Bagian Teks |

□ □ □ □

Oleh Ali Aminulloh
Sabang, Aceh – Di tengah pesatnya laju digitalisasi dan kompleksitas isu global, peran akademisi sebagai agen perubahan dan pencerah semakin krusial. Sebuah perhelatan akbar Konferensi Internasional yang diselenggarakan oleh Asosiasi Dosen Kolaborasi Lintas Perguruan Tinggi (DKLPT) Provinsi Aceh pada Rabu, 23 Juli 2025, di Sabang, Aceh, menjadi bukti nyata bagaimana kolaborasi lintas negara dan lintas disiplin ilmu mampu menghasilkan gagasan-gagasan inspiratif demi masa depan yang berkelanjutan. Dosen Institut Agama Islam (IAI) Al Zaytun Indonesia turut membuktikan komitmennya dalam pengembangan ilmu pengetahuan dan pengabdian kepada masyarakat, dengan berpartisipasi aktif dalam forum bergengsi ini.

□ □ □ □

Bagian Kumpulan Data |
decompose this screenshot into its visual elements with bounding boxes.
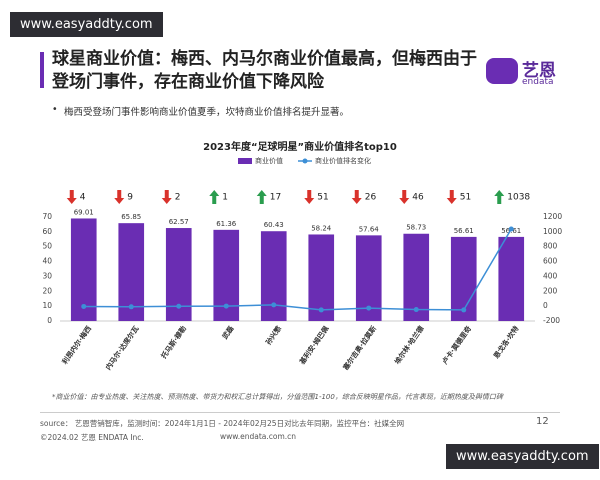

□ □ □ □

Soal untuk Dikerjakan |
(1) Ringkaslah teks tentang konferensi internasional DKLPT di Sabang dalam dua kalimat.
(2) Lanjutkan teks tentang konferensi internasional DKLPT di Sabang, dimulai tepat setelah kalimat terakhirnya.

Jawaban |
(1) Konferensi Internasional yang diselenggarakan Asosiasi Dosen Kolaborasi Lintas Perguruan Tinggi (DKLPT) Provinsi Aceh pada Rabu, 23 Juli 2025, di Sabang menjadi bukti bahwa kolaborasi lintas negara dan lintas disiplin ilmu mampu menghasilkan gagasan inspiratif demi masa depan yang berkelanjutan, di tengah makin krusialnya peran akademisi. Dosen Institut Agama Islam (IAI) Al Zaytun Indonesia turut berpartisipasi aktif dalam forum tersebut sebagai wujud komitmen pada pengembangan ilmu pengetahuan dan pengabdian kepada masyarakat.

(2)
Kolaborasi Internasional untuk Masa Depan Berkelanjutan
Konferensi Internasional yang bertajuk "Navigating the Challenges and Opportunities of Education in the Digital Era: Interdisciplinary Perspectives for a Sustainable Future" ini bukan sekadar ajang pertukaran gagasan, melainkan sebuah jembatan kolaborasi yang melibatkan tiga negara serumpun: Indonesia, Malaysia, dan Brunei Darussalam. Acara ini merupakan bagian dari program Pengabdian kepada Masyarakat (PkM) yang digagas oleh DKLPT Aceh, menunjukkan bahwa ilmu pengetahuan harus selalu membumi dan berdampak langsung pada kehidupan masyarakat.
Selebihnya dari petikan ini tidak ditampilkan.